Instruction 1
Transcribe a section of the review of The Orion Agenda word for word. Start at the words "In a somewhat" and stop after "get the girl.".
Instruction 2
According to the review of The Orion Agenda, which character does the player take on?
Document passage start
(none) Quintin Stone - Interactive Fiction Review
Interactive Fiction
Role-playing Games

The Orion Agenda

Author: Ryan Weisenberger
Language: z-code
Score: 7

In a somewhat familiar science fiction universe, you, Captain Jon Stark, must somehow avert civil war. And save the galaxy. And also, if there's time, get the girl.

The first thing you may notice when playing The Orion Agenda is the first-person perspective of the game. The intention may have been to make the transcript read like a historical document or a kind of debriefing report. Unfortunately, I feel that it may have acted to restrict my immersion in the game. I never really felt a connection to the character.

The second aspect of the game that you see is that it begins in medias res, and the bulk of The Orion Agenda plays through the events leading up to that beginning point. This particular literary device can be tricky to incorporate into IF; in this case, I managed to get myself killed twice during the "flashback" portion of the game and there was no attempt to resolve the discrepancy.

Third, you will probably come to realize that the "number one rule of SciCorps" sounds an awful lot like Star Trek's Federation prime directive of first contact: no contamination of undeveloped worlds. Some players may hold this against the game. I did not, since it's a concept that surely has been explored outside of Trek (and possibly before Star Trek made the idea well-known). Much of the plot and puzzles are related, at least tangentially, to this rule.
Document passage end
Dataset content start
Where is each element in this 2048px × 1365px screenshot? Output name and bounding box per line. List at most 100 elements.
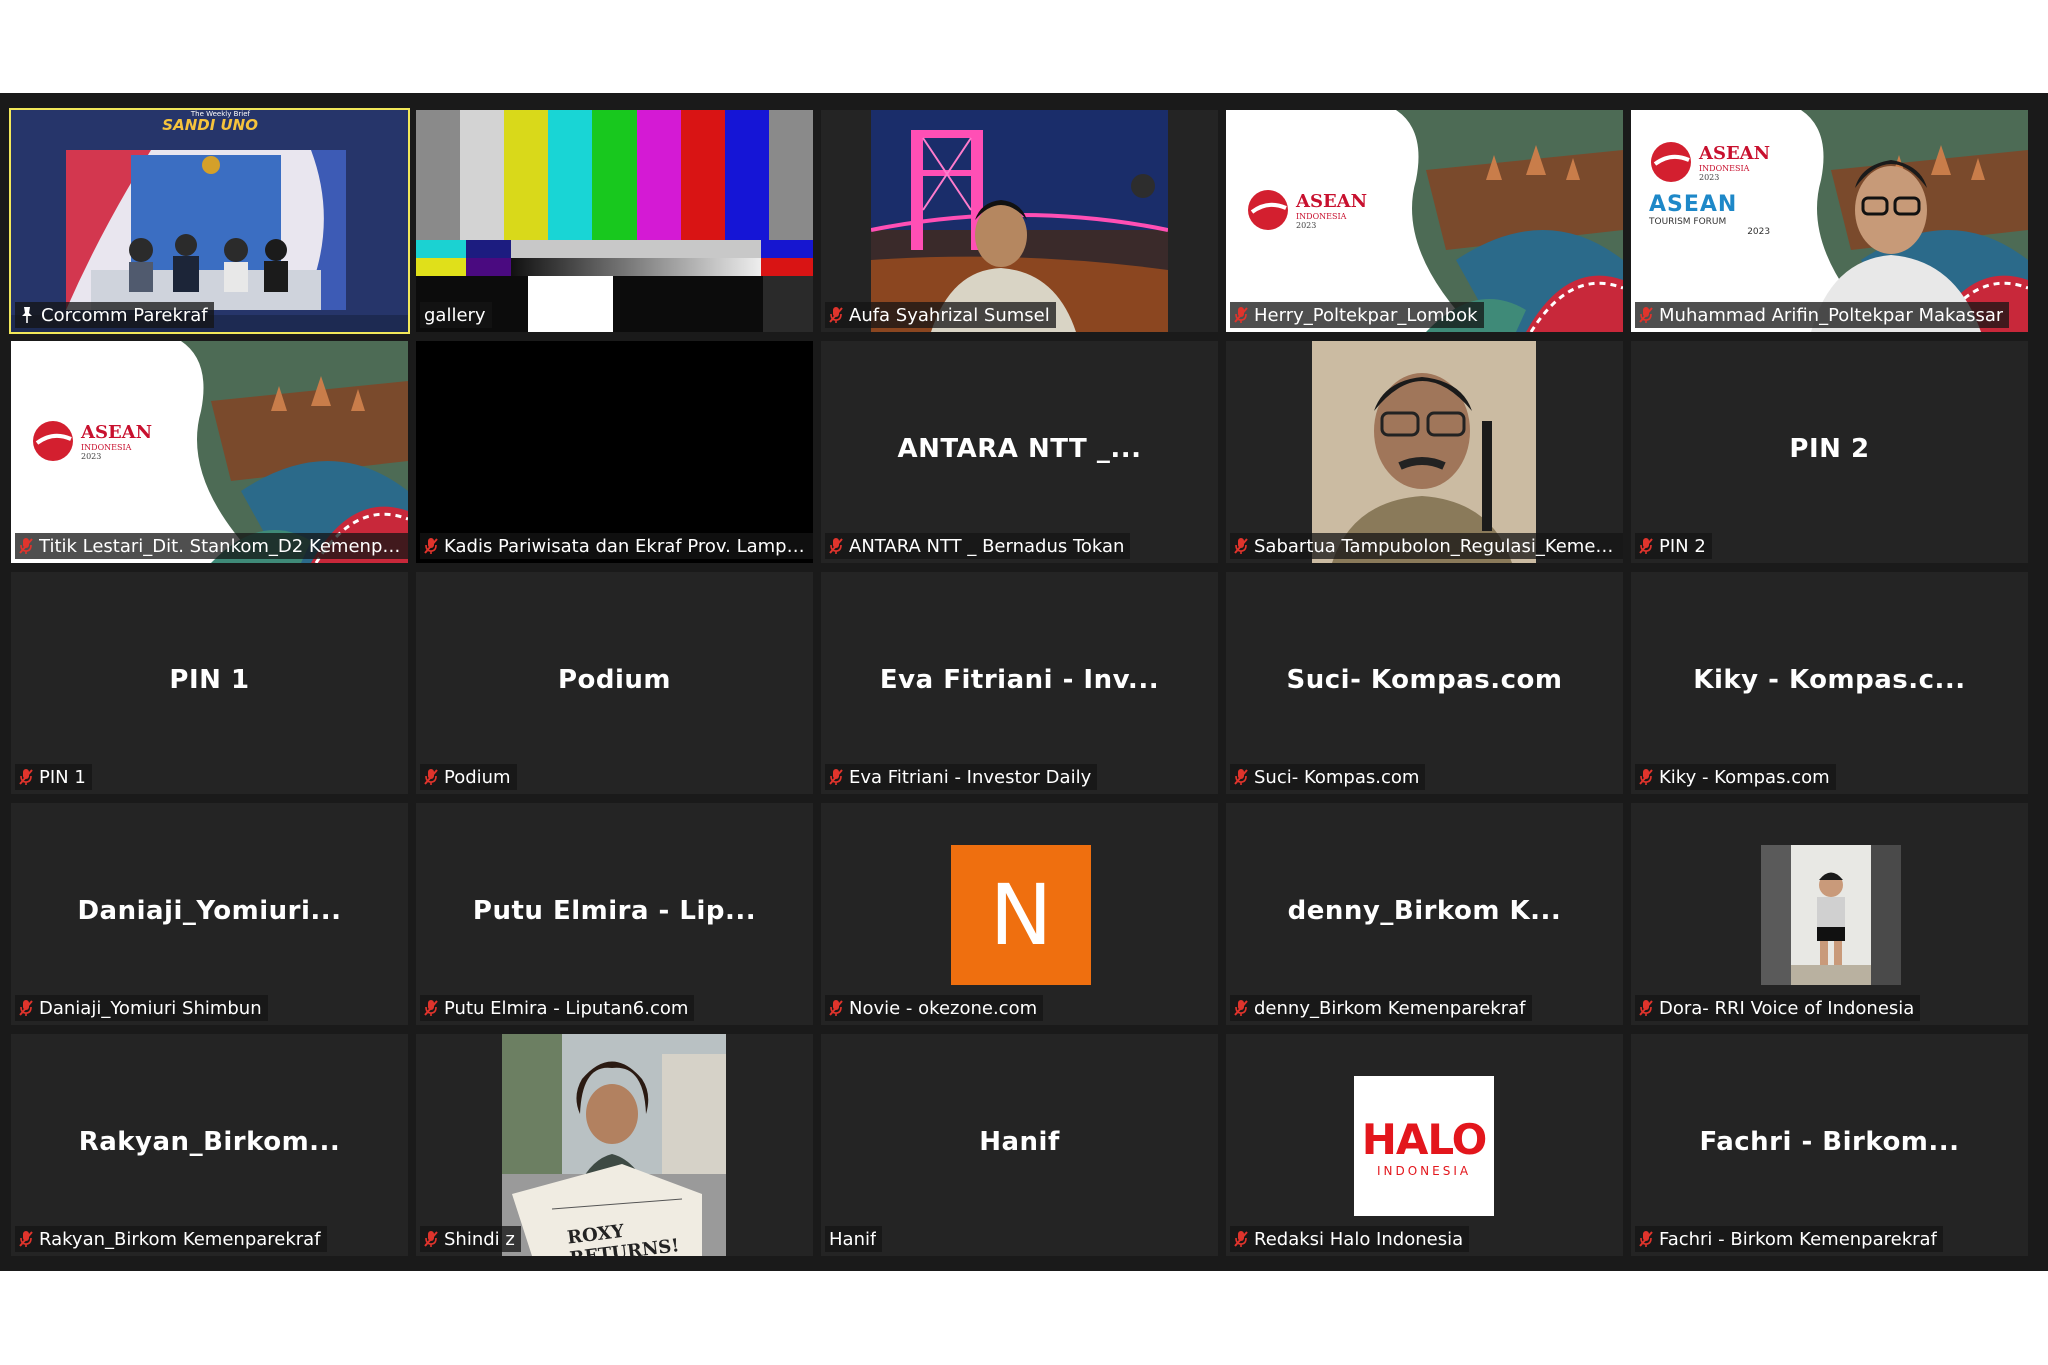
participant-avatar-photo bbox=[1761, 845, 1901, 985]
gallery-view: SANDI UNO The Weekly Brief Corcomm Parekr… bbox=[0, 93, 2048, 1271]
participant-tile[interactable]: Hanif Hanif bbox=[821, 1034, 1218, 1256]
participant-display-name: PIN 2 bbox=[1789, 434, 1870, 464]
participant-name: Kadis Pariwisata dan Ekraf Prov. Lampung bbox=[444, 535, 809, 557]
participant-tile[interactable]: Dora- RRI Voice of Indonesia bbox=[1631, 803, 2028, 1025]
muted-mic-icon bbox=[1639, 306, 1653, 324]
participant-name-label: Suci- Kompas.com bbox=[1230, 764, 1426, 790]
participant-tile[interactable]: Podium Podium bbox=[416, 572, 813, 794]
participant-tile[interactable]: ASEAN INDONESIA 2023 Herry_Poltekpar_Lom… bbox=[1226, 110, 1623, 332]
participant-name-label: Shindi z bbox=[420, 1226, 521, 1252]
asean-banner-image: ASEAN INDONESIA 2023 bbox=[11, 341, 408, 563]
asean-indonesia-logo: ASEAN INDONESIA 2023 bbox=[1246, 188, 1367, 232]
participant-avatar-letter: N bbox=[951, 845, 1091, 985]
muted-mic-icon bbox=[1234, 768, 1248, 786]
participant-name-label: Redaksi Halo Indonesia bbox=[1230, 1226, 1470, 1252]
participant-name: gallery bbox=[424, 304, 486, 326]
participant-name: Dora- RRI Voice of Indonesia bbox=[1659, 997, 1915, 1019]
participant-name: Redaksi Halo Indonesia bbox=[1254, 1228, 1464, 1250]
participant-tile[interactable]: Kadis Pariwisata dan Ekraf Prov. Lampung bbox=[416, 341, 813, 563]
participant-camera-feed bbox=[871, 110, 1168, 332]
participant-name-label: Kadis Pariwisata dan Ekraf Prov. Lampung bbox=[420, 533, 813, 559]
participant-tile[interactable]: SANDI UNO The Weekly Brief Corcomm Parekr… bbox=[9, 108, 410, 334]
participant-name-label: PIN 1 bbox=[15, 764, 92, 790]
participant-display-name: Daniaji_Yomiuri... bbox=[77, 896, 342, 926]
participant-name-label: Dora- RRI Voice of Indonesia bbox=[1635, 995, 1921, 1021]
participant-tile[interactable]: Rakyan_Birkom... Rakyan_Birkom Kemenparek… bbox=[11, 1034, 408, 1256]
participant-tile[interactable]: denny_Birkom K... denny_Birkom Kemenparek… bbox=[1226, 803, 1623, 1025]
shared-screen-stage: SANDI UNO The Weekly Brief bbox=[11, 110, 408, 332]
muted-mic-icon bbox=[424, 1230, 438, 1248]
muted-mic-icon bbox=[829, 537, 843, 555]
participant-name-label: PIN 2 bbox=[1635, 533, 1712, 559]
muted-mic-icon bbox=[829, 768, 843, 786]
muted-mic-icon bbox=[829, 999, 843, 1017]
participant-name: Muhammad Arifin_Poltekpar Makassar bbox=[1659, 304, 2004, 326]
muted-mic-icon bbox=[424, 537, 438, 555]
muted-mic-icon bbox=[829, 306, 843, 324]
participant-tile[interactable]: Suci- Kompas.com Suci- Kompas.com bbox=[1226, 572, 1623, 794]
muted-mic-icon bbox=[19, 768, 33, 786]
participant-display-name: Podium bbox=[557, 665, 672, 695]
participant-display-name: Putu Elmira - Lip... bbox=[472, 896, 757, 926]
asean-banner-image: ASEAN INDONESIA 2023 ASEAN TOURISM FORUM… bbox=[1631, 110, 2028, 332]
participant-tile[interactable]: Aufa Syahrizal Sumsel bbox=[821, 110, 1218, 332]
muted-mic-icon bbox=[19, 1230, 33, 1248]
asean-banner-image: ASEAN INDONESIA 2023 bbox=[1226, 110, 1623, 332]
participant-camera-feed bbox=[1312, 341, 1536, 563]
participant-name-label: Titik Lestari_Dit. Stankom_D2 Kemenpare.… bbox=[15, 533, 408, 559]
participant-avatar-photo: ROXY RETURNS! bbox=[502, 1034, 726, 1256]
participant-display-name: Hanif bbox=[979, 1127, 1060, 1157]
participant-display-name: Rakyan_Birkom... bbox=[78, 1127, 341, 1157]
participant-tile[interactable]: gallery bbox=[416, 110, 813, 332]
participant-name-label: gallery bbox=[420, 302, 492, 328]
participant-name: Kiky - Kompas.com bbox=[1659, 766, 1830, 788]
participant-tile[interactable]: PIN 2 PIN 2 bbox=[1631, 341, 2028, 563]
participant-tile[interactable]: Eva Fitriani - Inv... Eva Fitriani - Inve… bbox=[821, 572, 1218, 794]
participant-tile[interactable]: Daniaji_Yomiuri... Daniaji_Yomiuri Shimbu… bbox=[11, 803, 408, 1025]
participant-tile[interactable]: PIN 1 PIN 1 bbox=[11, 572, 408, 794]
stage-subtitle: The Weekly Brief bbox=[190, 110, 250, 118]
participant-tile[interactable]: Putu Elmira - Lip... Putu Elmira - Liputa… bbox=[416, 803, 813, 1025]
participant-name: PIN 1 bbox=[39, 766, 86, 788]
participant-display-name: PIN 1 bbox=[169, 665, 250, 695]
muted-mic-icon bbox=[19, 999, 33, 1017]
participant-display-name: Eva Fitriani - Inv... bbox=[879, 665, 1160, 695]
participant-name: Aufa Syahrizal Sumsel bbox=[849, 304, 1050, 326]
stage-headline: SANDI UNO bbox=[162, 116, 258, 134]
participant-name: Putu Elmira - Liputan6.com bbox=[444, 997, 689, 1019]
participant-tile[interactable]: ROXY RETURNS! Shindi z bbox=[416, 1034, 813, 1256]
participant-name-label: Podium bbox=[420, 764, 517, 790]
participant-name: Fachri - Birkom Kemenparekraf bbox=[1659, 1228, 1937, 1250]
participant-name: Suci- Kompas.com bbox=[1254, 766, 1420, 788]
participant-tile[interactable]: ASEAN INDONESIA 2023 Titik Lestari_Dit. … bbox=[11, 341, 408, 563]
muted-mic-icon bbox=[1234, 537, 1248, 555]
participant-name-label: Aufa Syahrizal Sumsel bbox=[825, 302, 1056, 328]
participant-tile[interactable]: ANTARA NTT _... ANTARA NTT _ Bernadus Tok… bbox=[821, 341, 1218, 563]
participant-tile[interactable]: N Novie - okezone.com bbox=[821, 803, 1218, 1025]
participant-display-name: denny_Birkom K... bbox=[1287, 896, 1562, 926]
participant-tile[interactable]: Sabartua Tampubolon_Regulasi_Kemenp... bbox=[1226, 341, 1623, 563]
muted-mic-icon bbox=[1639, 537, 1653, 555]
participant-name-label: Hanif bbox=[825, 1226, 883, 1252]
participant-name-label: Herry_Poltekpar_Lombok bbox=[1230, 302, 1484, 328]
participant-name-label: Corcomm Parekraf bbox=[15, 302, 214, 328]
pin-icon bbox=[19, 306, 35, 324]
muted-mic-icon bbox=[424, 999, 438, 1017]
participant-name: Eva Fitriani - Investor Daily bbox=[849, 766, 1092, 788]
muted-mic-icon bbox=[1639, 1230, 1653, 1248]
participant-tile[interactable]: Kiky - Kompas.c... Kiky - Kompas.com bbox=[1631, 572, 2028, 794]
participant-name: Podium bbox=[444, 766, 511, 788]
participant-display-name: ANTARA NTT _... bbox=[897, 434, 1142, 464]
participant-tile[interactable]: ASEAN INDONESIA 2023 ASEAN TOURISM FORUM… bbox=[1631, 110, 2028, 332]
participant-display-name: Kiky - Kompas.c... bbox=[1693, 665, 1966, 695]
participant-tile[interactable]: Fachri - Birkom... Fachri - Birkom Kemenp… bbox=[1631, 1034, 2028, 1256]
muted-mic-icon bbox=[1639, 768, 1653, 786]
muted-mic-icon bbox=[1234, 306, 1248, 324]
muted-mic-icon bbox=[1234, 999, 1248, 1017]
participant-display-name: Fachri - Birkom... bbox=[1699, 1127, 1960, 1157]
participant-name-label: Fachri - Birkom Kemenparekraf bbox=[1635, 1226, 1943, 1252]
participant-tile[interactable]: HALO INDONESIA Redaksi Halo Indonesia bbox=[1226, 1034, 1623, 1256]
participant-name-label: Eva Fitriani - Investor Daily bbox=[825, 764, 1098, 790]
asean-indonesia-logo: ASEAN INDONESIA 2023 ASEAN TOURISM FORUM… bbox=[1649, 142, 1771, 237]
participant-name-label: Putu Elmira - Liputan6.com bbox=[420, 995, 695, 1021]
Dataset content end
Full answer 1
In a somewhat familiar science fiction universe, you, Captain Jon Stark, must somehow avert civil war. And save the galaxy. And also, if there's time, get the girl.

Full answer 2
Captain Jon Stark